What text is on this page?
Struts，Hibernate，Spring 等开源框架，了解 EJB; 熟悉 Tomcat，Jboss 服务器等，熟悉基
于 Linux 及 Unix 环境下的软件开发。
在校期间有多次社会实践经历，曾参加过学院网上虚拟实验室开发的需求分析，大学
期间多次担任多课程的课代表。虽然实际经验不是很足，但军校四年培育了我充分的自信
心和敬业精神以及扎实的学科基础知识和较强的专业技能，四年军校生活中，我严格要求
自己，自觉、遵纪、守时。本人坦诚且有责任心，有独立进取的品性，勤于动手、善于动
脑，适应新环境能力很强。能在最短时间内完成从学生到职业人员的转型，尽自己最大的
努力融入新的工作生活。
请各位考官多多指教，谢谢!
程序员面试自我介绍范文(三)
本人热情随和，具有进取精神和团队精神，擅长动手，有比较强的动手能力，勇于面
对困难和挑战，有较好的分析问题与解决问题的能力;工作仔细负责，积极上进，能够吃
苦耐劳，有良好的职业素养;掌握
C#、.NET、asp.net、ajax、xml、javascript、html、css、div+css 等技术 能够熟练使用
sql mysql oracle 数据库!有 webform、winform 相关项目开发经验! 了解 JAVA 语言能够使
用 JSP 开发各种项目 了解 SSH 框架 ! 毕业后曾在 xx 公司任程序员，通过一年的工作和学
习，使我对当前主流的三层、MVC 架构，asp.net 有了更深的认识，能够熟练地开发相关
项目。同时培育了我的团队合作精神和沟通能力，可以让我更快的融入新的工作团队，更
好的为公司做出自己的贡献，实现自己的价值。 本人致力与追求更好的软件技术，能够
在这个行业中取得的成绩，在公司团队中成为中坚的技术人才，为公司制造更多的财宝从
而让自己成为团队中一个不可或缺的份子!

┄┄┄┄┄┄┄┄┄┄┄┄┄┄┄┄┄┄┄┄

# Task details:
Retype the whole listing above exactly.

# Output for this task:
What text is on this page?
Struts，Hibernate，Spring 等开源框架，了解 EJB; 熟悉 Tomcat，Jboss 服务器等，熟悉基
于 Linux 及 Unix 环境下的软件开发。
在校期间有多次社会实践经历，曾参加过学院网上虚拟实验室开发的需求分析，大学
期间多次担任多课程的课代表。虽然实际经验不是很足，但军校四年培育了我充分的自信
心和敬业精神以及扎实的学科基础知识和较强的专业技能，四年军校生活中，我严格要求
自己，自觉、遵纪、守时。本人坦诚且有责任心，有独立进取的品性，勤于动手、善于动
脑，适应新环境能力很强。能在最短时间内完成从学生到职业人员的转型，尽自己最大的
努力融入新的工作生活。
请各位考官多多指教，谢谢!
程序员面试自我介绍范文(三)
本人热情随和，具有进取精神和团队精神，擅长动手，有比较强的动手能力，勇于面
对困难和挑战，有较好的分析问题与解决问题的能力;工作仔细负责，积极上进，能够吃
苦耐劳，有良好的职业素养;掌握
C#、.NET、asp.net、ajax、xml、javascript、html、css、div+css 等技术 能够熟练使用
sql mysql oracle 数据库!有 webform、winform 相关项目开发经验! 了解 JAVA 语言能够使
用 JSP 开发各种项目 了解 SSH 框架 ! 毕业后曾在 xx 公司任程序员，通过一年的工作和学
习，使我对当前主流的三层、MVC 架构，asp.net 有了更深的认识，能够熟练地开发相关
项目。同时培育了我的团队合作精神和沟通能力，可以让我更快的融入新的工作团队，更
好的为公司做出自己的贡献，实现自己的价值。 本人致力与追求更好的软件技术，能够
在这个行业中取得的成绩，在公司团队中成为中坚的技术人才，为公司制造更多的财宝从
而让自己成为团队中一个不可或缺的份子!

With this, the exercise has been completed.